(Data tied to figure images)

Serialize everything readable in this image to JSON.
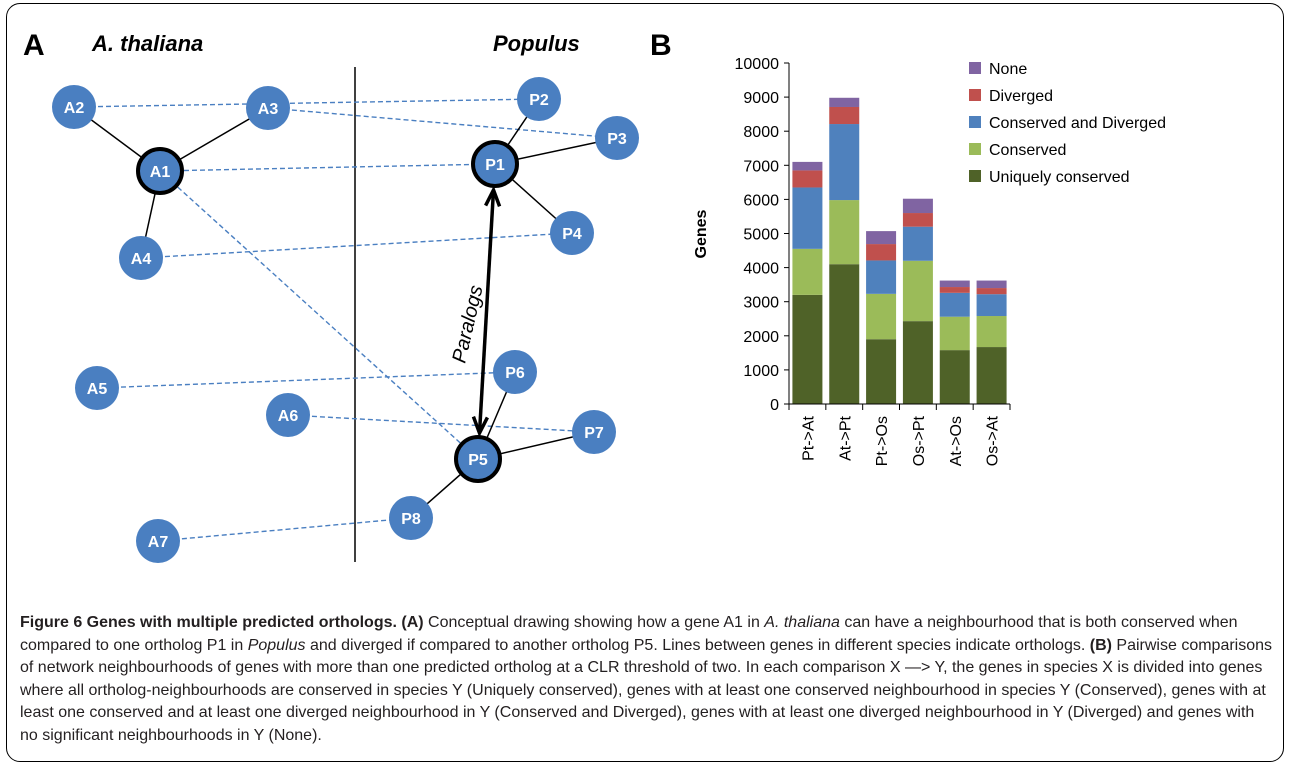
{
  "panel_a": {
    "label": "A",
    "species_left": "A. thaliana",
    "species_right": "Populus",
    "paralogs_label": "Paralogs",
    "left_nodes": [
      {
        "id": "A2",
        "label": "A2"
      },
      {
        "id": "A3",
        "label": "A3"
      },
      {
        "id": "A1",
        "label": "A1",
        "highlight": true
      },
      {
        "id": "A4",
        "label": "A4"
      },
      {
        "id": "A5",
        "label": "A5"
      },
      {
        "id": "A6",
        "label": "A6"
      },
      {
        "id": "A7",
        "label": "A7"
      }
    ],
    "right_nodes": [
      {
        "id": "P2",
        "label": "P2"
      },
      {
        "id": "P3",
        "label": "P3"
      },
      {
        "id": "P1",
        "label": "P1",
        "highlight": true
      },
      {
        "id": "P4",
        "label": "P4"
      },
      {
        "id": "P6",
        "label": "P6"
      },
      {
        "id": "P7",
        "label": "P7"
      },
      {
        "id": "P5",
        "label": "P5",
        "highlight": true
      },
      {
        "id": "P8",
        "label": "P8"
      }
    ],
    "network_edges": [
      [
        "A1",
        "A2"
      ],
      [
        "A1",
        "A3"
      ],
      [
        "A1",
        "A4"
      ],
      [
        "P1",
        "P2"
      ],
      [
        "P1",
        "P3"
      ],
      [
        "P1",
        "P4"
      ],
      [
        "P5",
        "P6"
      ],
      [
        "P5",
        "P7"
      ],
      [
        "P5",
        "P8"
      ]
    ],
    "ortholog_edges": [
      [
        "A2",
        "P2"
      ],
      [
        "A3",
        "P3"
      ],
      [
        "A1",
        "P1"
      ],
      [
        "A4",
        "P4"
      ],
      [
        "A1",
        "P5"
      ],
      [
        "A5",
        "P6"
      ],
      [
        "A6",
        "P7"
      ],
      [
        "A7",
        "P8"
      ]
    ],
    "paralog_edge": [
      "P1",
      "P5"
    ],
    "node_color": "#4a7fc1",
    "ortholog_line_color": "#4a7fc1"
  },
  "panel_b": {
    "label": "B",
    "chart_data": {
      "type": "bar",
      "stacked": true,
      "categories": [
        "Pt->At",
        "At->Pt",
        "Pt->Os",
        "Os->Pt",
        "At->Os",
        "Os->At"
      ],
      "ylabel": "Genes",
      "ylim": [
        0,
        10000
      ],
      "yticks": [
        0,
        1000,
        2000,
        3000,
        4000,
        5000,
        6000,
        7000,
        8000,
        9000,
        10000
      ],
      "ytick_labels": [
        "0",
        "1000",
        "2000",
        "3000",
        "4000",
        "5000",
        "6000",
        "7000",
        "8000",
        "9000",
        "10000"
      ],
      "grid": false,
      "legend_position": "top-right",
      "series": [
        {
          "name": "Uniquely conserved",
          "color": "#4f6228",
          "values": [
            3200,
            4100,
            1900,
            2430,
            1580,
            1670
          ]
        },
        {
          "name": "Conserved",
          "color": "#9bbb59",
          "values": [
            1350,
            1880,
            1330,
            1770,
            980,
            910
          ]
        },
        {
          "name": "Conserved and Diverged",
          "color": "#4f81bd",
          "values": [
            1800,
            2230,
            980,
            1000,
            700,
            640
          ]
        },
        {
          "name": "Diverged",
          "color": "#c0504d",
          "values": [
            500,
            500,
            480,
            400,
            170,
            180
          ]
        },
        {
          "name": "None",
          "color": "#8064a2",
          "values": [
            250,
            270,
            380,
            420,
            190,
            220
          ]
        }
      ]
    }
  },
  "caption": {
    "title": "Figure 6 Genes with multiple predicted orthologs.",
    "p1": " Conceptual drawing showing how a gene A1 in ",
    "p2": "A. thaliana",
    "p3": " can have a neighbourhood that is both conserved when compared to one ortholog P1 in ",
    "p4": "Populus",
    "p5": " and diverged if compared to another ortholog P5. Lines between genes in different species indicate orthologs. ",
    "p6": " Pairwise comparisons of network neighbourhoods of genes with more than one predicted ortholog at a CLR threshold of two. In each comparison X ",
    "arrow": "—>",
    "p7": " Y, the genes in species X is divided into genes where all ortholog-neighbourhoods are conserved in species Y (Uniquely conserved), genes with at least one conserved neighbourhood in species Y (Conserved), genes with at least one conserved and at least one diverged neighbourhood in Y (Conserved and Diverged), genes with at least one diverged neighbourhood in Y (Diverged) and genes with no significant neighbourhoods in Y (None).",
    "ref_a": "(A)",
    "ref_b": "(B)"
  }
}
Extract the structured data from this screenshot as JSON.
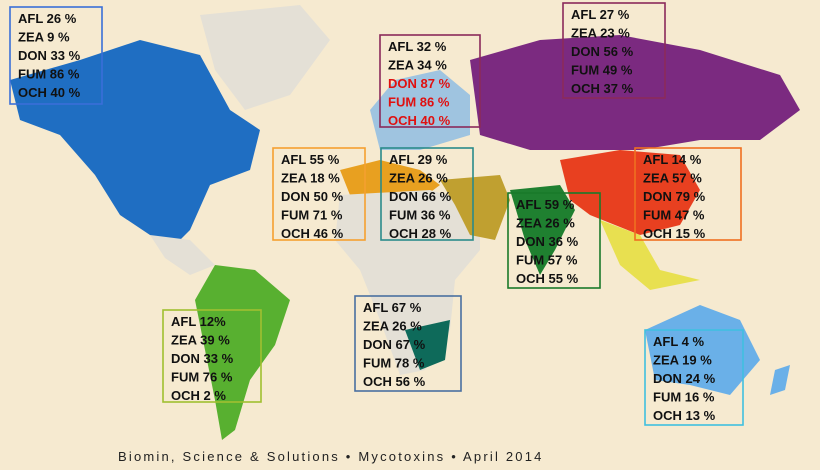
{
  "boxes": [
    {
      "region_color": "#3a6fd8",
      "lines": [
        "AFL 26 %",
        "ZEA 9 %",
        "DON 33 %",
        "FUM 86 %",
        "OCH 40 %"
      ]
    },
    {
      "region_color": "#8b2a5a",
      "lines": [
        "AFL 32 %",
        "ZEA 34 %",
        "DON 87 %",
        "FUM 86 %",
        "OCH 40 %"
      ],
      "line_colors": [
        "#111111",
        "#111111",
        "#e01010",
        "#e01010",
        "#e01010"
      ]
    },
    {
      "region_color": "#8b2a5a",
      "lines": [
        "AFL 27 %",
        "ZEA 23 %",
        "DON 56 %",
        "FUM 49 %",
        "OCH 37 %"
      ]
    },
    {
      "region_color": "#f5a030",
      "lines": [
        "AFL 55 %",
        "ZEA 18 %",
        "DON 50 %",
        "FUM 71 %",
        "OCH 46 %"
      ]
    },
    {
      "region_color": "#2a8a8a",
      "lines": [
        "AFL 29 %",
        "ZEA 26 %",
        "DON 66 %",
        "FUM 36 %",
        "OCH 28 %"
      ]
    },
    {
      "region_color": "#1a7a2a",
      "lines": [
        "AFL 59 %",
        "ZEA 26 %",
        "DON 36 %",
        "FUM 57 %",
        "OCH 55 %"
      ]
    },
    {
      "region_color": "#f07020",
      "lines": [
        "AFL 14 %",
        "ZEA 57 %",
        "DON 79 %",
        "FUM 47 %",
        "OCH 15 %"
      ]
    },
    {
      "region_color": "#a0c030",
      "lines": [
        "AFL 12%",
        "ZEA 39 %",
        "DON 33 %",
        "FUM 76 %",
        "OCH 2 %"
      ]
    },
    {
      "region_color": "#4a6fa0",
      "lines": [
        "AFL 67 %",
        "ZEA 26 %",
        "DON 67 %",
        "FUM 78 %",
        "OCH 56 %"
      ]
    },
    {
      "region_color": "#40c0e0",
      "lines": [
        "AFL 4 %",
        "ZEA 19 %",
        "DON 24 %",
        "FUM 16 %",
        "OCH 13 %"
      ]
    }
  ],
  "footer": "Biomin, Science & Solutions • Mycotoxins • April 2014"
}
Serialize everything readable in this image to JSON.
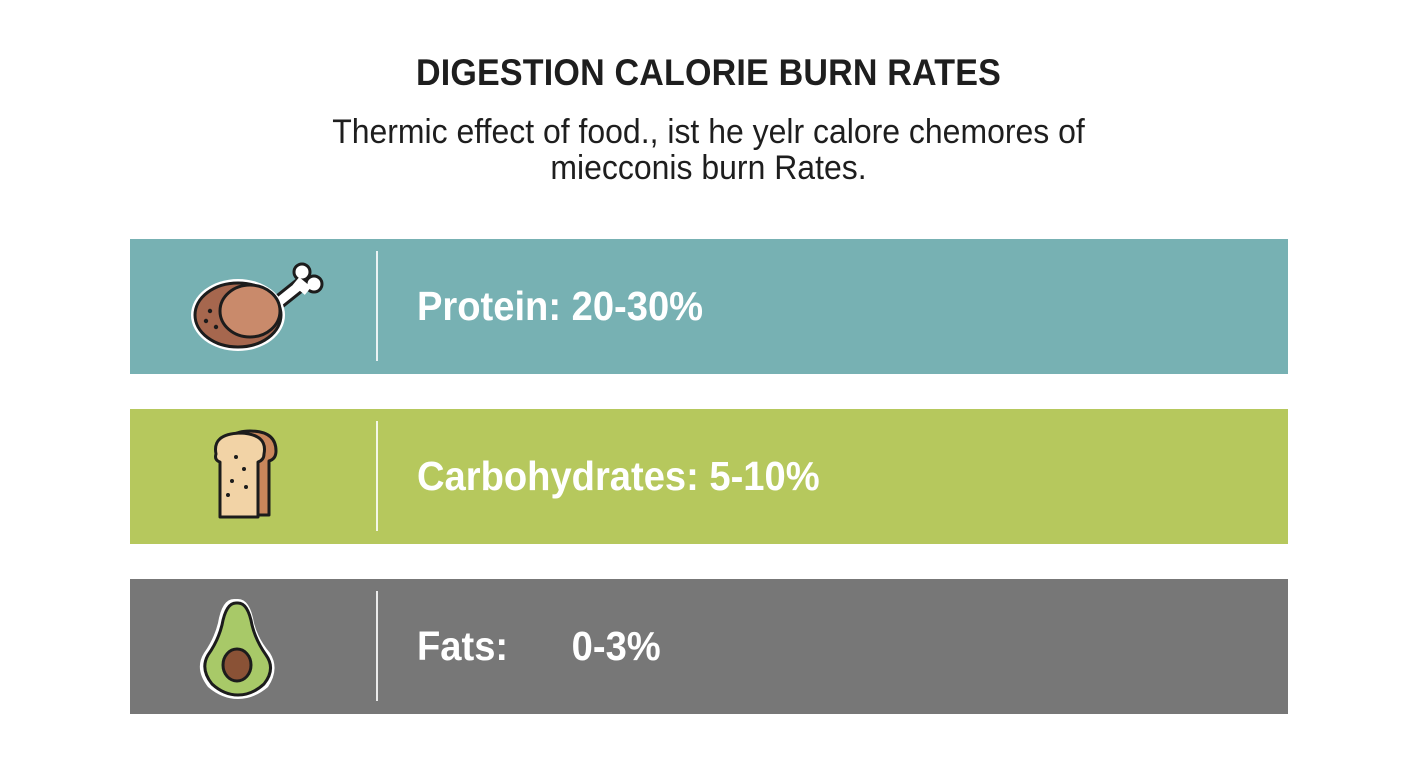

### Problem description
Word for word, set down each record shown above, omitting the pictures.

### Answer space
Serialize everything readable in this image to JSON.
{
  "panel_a": {
    "label": "A",
    "species_left": "A. thaliana",
    "species_right": "Populus",
    "paralogs_label": "Paralogs",
    "left_nodes": [
      {
        "id": "A2",
        "label": "A2"
      },
      {
        "id": "A3",
        "label": "A3"
      },
      {
        "id": "A1",
        "label": "A1",
        "highlight": true
      },
      {
        "id": "A4",
        "label": "A4"
      },
      {
        "id": "A5",
        "label": "A5"
      },
      {
        "id": "A6",
        "label": "A6"
      },
      {
        "id": "A7",
        "label": "A7"
      }
    ],
    "right_nodes": [
      {
        "id": "P2",
        "label": "P2"
      },
      {
        "id": "P3",
        "label": "P3"
      },
      {
        "id": "P1",
        "label": "P1",
        "highlight": true
      },
      {
        "id": "P4",
        "label": "P4"
      },
      {
        "id": "P6",
        "label": "P6"
      },
      {
        "id": "P7",
        "label": "P7"
      },
      {
        "id": "P5",
        "label": "P5",
        "highlight": true
      },
      {
        "id": "P8",
        "label": "P8"
      }
    ],
    "network_edges": [
      [
        "A1",
        "A2"
      ],
      [
        "A1",
        "A3"
      ],
      [
        "A1",
        "A4"
      ],
      [
        "P1",
        "P2"
      ],
      [
        "P1",
        "P3"
      ],
      [
        "P1",
        "P4"
      ],
      [
        "P5",
        "P6"
      ],
      [
        "P5",
        "P7"
      ],
      [
        "P5",
        "P8"
      ]
    ],
    "ortholog_edges": [
      [
        "A2",
        "P2"
      ],
      [
        "A3",
        "P3"
      ],
      [
        "A1",
        "P1"
      ],
      [
        "A4",
        "P4"
      ],
      [
        "A1",
        "P5"
      ],
      [
        "A5",
        "P6"
      ],
      [
        "A6",
        "P7"
      ],
      [
        "A7",
        "P8"
      ]
    ],
    "paralog_edge": [
      "P1",
      "P5"
    ],
    "node_color": "#4a7fc1",
    "ortholog_line_color": "#4a7fc1"
  },
  "panel_b": {
    "label": "B",
    "chart_data": {
      "type": "bar",
      "stacked": true,
      "categories": [
        "Pt->At",
        "At->Pt",
        "Pt->Os",
        "Os->Pt",
        "At->Os",
        "Os->At"
      ],
      "ylabel": "Genes",
      "ylim": [
        0,
        10000
      ],
      "yticks": [
        0,
        1000,
        2000,
        3000,
        4000,
        5000,
        6000,
        7000,
        8000,
        9000,
        10000
      ],
      "ytick_labels": [
        "0",
        "1000",
        "2000",
        "3000",
        "4000",
        "5000",
        "6000",
        "7000",
        "8000",
        "9000",
        "10000"
      ],
      "grid": false,
      "legend_position": "top-right",
      "series": [
        {
          "name": "Uniquely conserved",
          "color": "#4f6228",
          "values": [
            3200,
            4100,
            1900,
            2430,
            1580,
            1670
          ]
        },
        {
          "name": "Conserved",
          "color": "#9bbb59",
          "values": [
            1350,
            1880,
            1330,
            1770,
            980,
            910
          ]
        },
        {
          "name": "Conserved and Diverged",
          "color": "#4f81bd",
          "values": [
            1800,
            2230,
            980,
            1000,
            700,
            640
          ]
        },
        {
          "name": "Diverged",
          "color": "#c0504d",
          "values": [
            500,
            500,
            480,
            400,
            170,
            180
          ]
        },
        {
          "name": "None",
          "color": "#8064a2",
          "values": [
            250,
            270,
            380,
            420,
            190,
            220
          ]
        }
      ]
    }
  },
  "caption": {
    "title": "Figure 6 Genes with multiple predicted orthologs.",
    "p1": " Conceptual drawing showing how a gene A1 in ",
    "p2": "A. thaliana",
    "p3": " can have a neighbourhood that is both conserved when compared to one ortholog P1 in ",
    "p4": "Populus",
    "p5": " and diverged if compared to another ortholog P5. Lines between genes in different species indicate orthologs. ",
    "p6": " Pairwise comparisons of network neighbourhoods of genes with more than one predicted ortholog at a CLR threshold of two. In each comparison X ",
    "arrow": "—>",
    "p7": " Y, the genes in species X is divided into genes where all ortholog-neighbourhoods are conserved in species Y (Uniquely conserved), genes with at least one conserved neighbourhood in species Y (Conserved), genes with at least one conserved and at least one diverged neighbourhood in Y (Conserved and Diverged), genes with at least one diverged neighbourhood in Y (Diverged) and genes with no significant neighbourhoods in Y (None).",
    "ref_a": "(A)",
    "ref_b": "(B)"
  }
}
Extract the structured data from this screenshot as JSON.
{
  "boxes": [
    {
      "region_color": "#3a6fd8",
      "lines": [
        "AFL 26 %",
        "ZEA 9 %",
        "DON 33 %",
        "FUM 86 %",
        "OCH 40 %"
      ]
    },
    {
      "region_color": "#8b2a5a",
      "lines": [
        "AFL 32 %",
        "ZEA 34 %",
        "DON 87 %",
        "FUM 86 %",
        "OCH 40 %"
      ],
      "line_colors": [
        "#111111",
        "#111111",
        "#e01010",
        "#e01010",
        "#e01010"
      ]
    },
    {
      "region_color": "#8b2a5a",
      "lines": [
        "AFL 27 %",
        "ZEA 23 %",
        "DON 56 %",
        "FUM 49 %",
        "OCH 37 %"
      ]
    },
    {
      "region_color": "#f5a030",
      "lines": [
        "AFL 55 %",
        "ZEA 18 %",
        "DON 50 %",
        "FUM 71 %",
        "OCH 46 %"
      ]
    },
    {
      "region_color": "#2a8a8a",
      "lines": [
        "AFL 29 %",
        "ZEA 26 %",
        "DON 66 %",
        "FUM 36 %",
        "OCH 28 %"
      ]
    },
    {
      "region_color": "#1a7a2a",
      "lines": [
        "AFL 59 %",
        "ZEA 26 %",
        "DON 36 %",
        "FUM 57 %",
        "OCH 55 %"
      ]
    },
    {
      "region_color": "#f07020",
      "lines": [
        "AFL 14 %",
        "ZEA 57 %",
        "DON 79 %",
        "FUM 47 %",
        "OCH 15 %"
      ]
    },
    {
      "region_color": "#a0c030",
      "lines": [
        "AFL 12%",
        "ZEA 39 %",
        "DON 33 %",
        "FUM 76 %",
        "OCH 2 %"
      ]
    },
    {
      "region_color": "#4a6fa0",
      "lines": [
        "AFL 67 %",
        "ZEA 26 %",
        "DON 67 %",
        "FUM 78 %",
        "OCH 56 %"
      ]
    },
    {
      "region_color": "#40c0e0",
      "lines": [
        "AFL 4 %",
        "ZEA 19 %",
        "DON 24 %",
        "FUM 16 %",
        "OCH 13 %"
      ]
    }
  ],
  "footer": "Biomin, Science & Solutions • Mycotoxins • April 2014"
}
Serialize everything readable in this image to JSON.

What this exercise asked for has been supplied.